[Extracted records]
** Start **
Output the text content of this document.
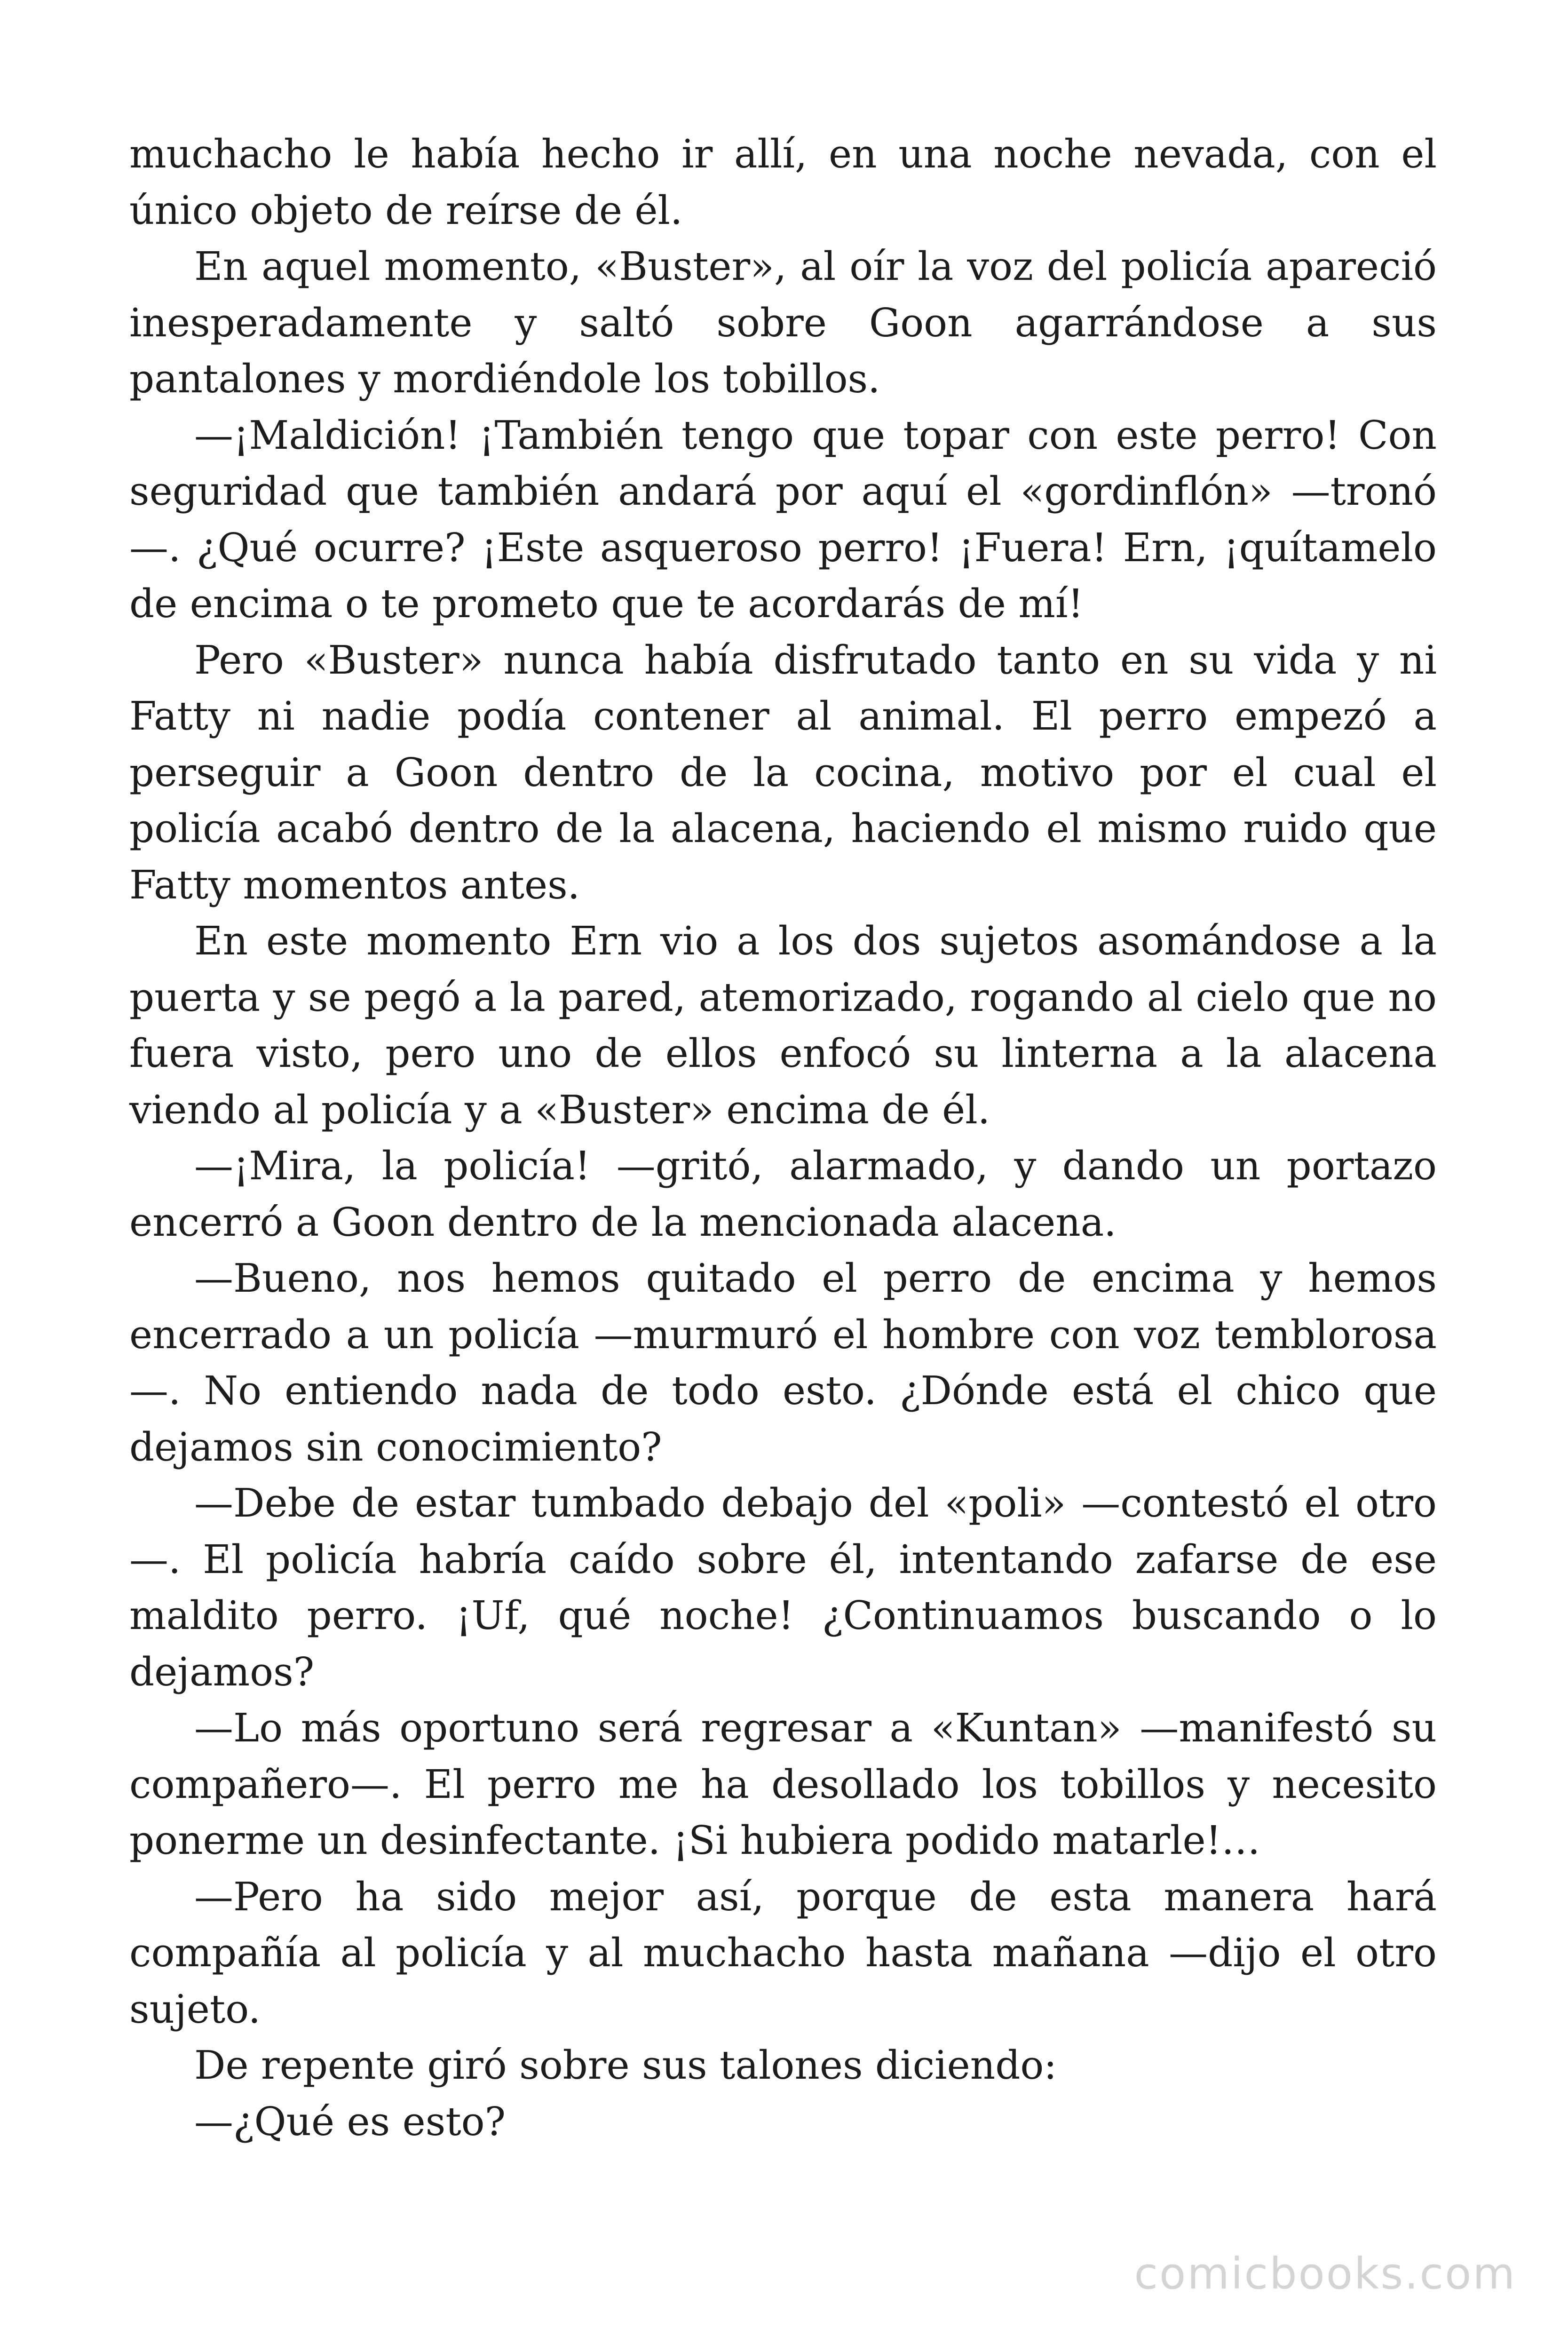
muchacho le había hecho ir allí, en una noche nevada, con el único objeto de reírse de él.

En aquel momento, «Buster», al oír la voz del policía apareció inesperadamente y saltó sobre Goon agarrándose a sus pantalones y mordiéndole los tobillos.

—¡Maldición! ¡También tengo que topar con este perro! Con seguridad que también andará por aquí el «gordinflón» —tronó—. ¿Qué ocurre? ¡Este asqueroso perro! ¡Fuera! Ern, ¡quítamelo de encima o te prometo que te acordarás de mí!

Pero «Buster» nunca había disfrutado tanto en su vida y ni Fatty ni nadie podía contener al animal. El perro empezó a perseguir a Goon dentro de la cocina, motivo por el cual el policía acabó dentro de la alacena, haciendo el mismo ruido que Fatty momentos antes.

En este momento Ern vio a los dos sujetos asomándose a la puerta y se pegó a la pared, atemorizado, rogando al cielo que no fuera visto, pero uno de ellos enfocó su linterna a la alacena viendo al policía y a «Buster» encima de él.

—¡Mira, la policía! —gritó, alarmado, y dando un portazo encerró a Goon dentro de la mencionada alacena.

—Bueno, nos hemos quitado el perro de encima y hemos encerrado a un policía —murmuró el hombre con voz temblorosa—. No entiendo nada de todo esto. ¿Dónde está el chico que dejamos sin conocimiento?

—Debe de estar tumbado debajo del «poli» —contestó el otro—. El policía habría caído sobre él, intentando zafarse de ese maldito perro. ¡Uf, qué noche! ¿Continuamos buscando o lo dejamos?

—Lo más oportuno será regresar a «Kuntan» —manifestó su compañero—. El perro me ha desollado los tobillos y necesito ponerme un desinfectante. ¡Si hubiera podido matarle!…

—Pero ha sido mejor así, porque de esta manera hará compañía al policía y al muchacho hasta mañana —dijo el otro sujeto.

De repente giró sobre sus talones diciendo:

—¿Qué es esto?

comicbooks.com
** End **
## PROMPT
Extract all lines from the data in which "noche" is found.

## ANSWER FOR THIS EXERCISE
muchacho le había hecho ir allí, en una noche nevada, con el único objeto de reírse de él.
—Debe de estar tumbado debajo del «poli» —contestó el otro—. El policía habría caído sobre él, intentando zafarse de ese maldito perro. ¡Uf, qué noche! ¿Continuamos buscando o lo dejamos?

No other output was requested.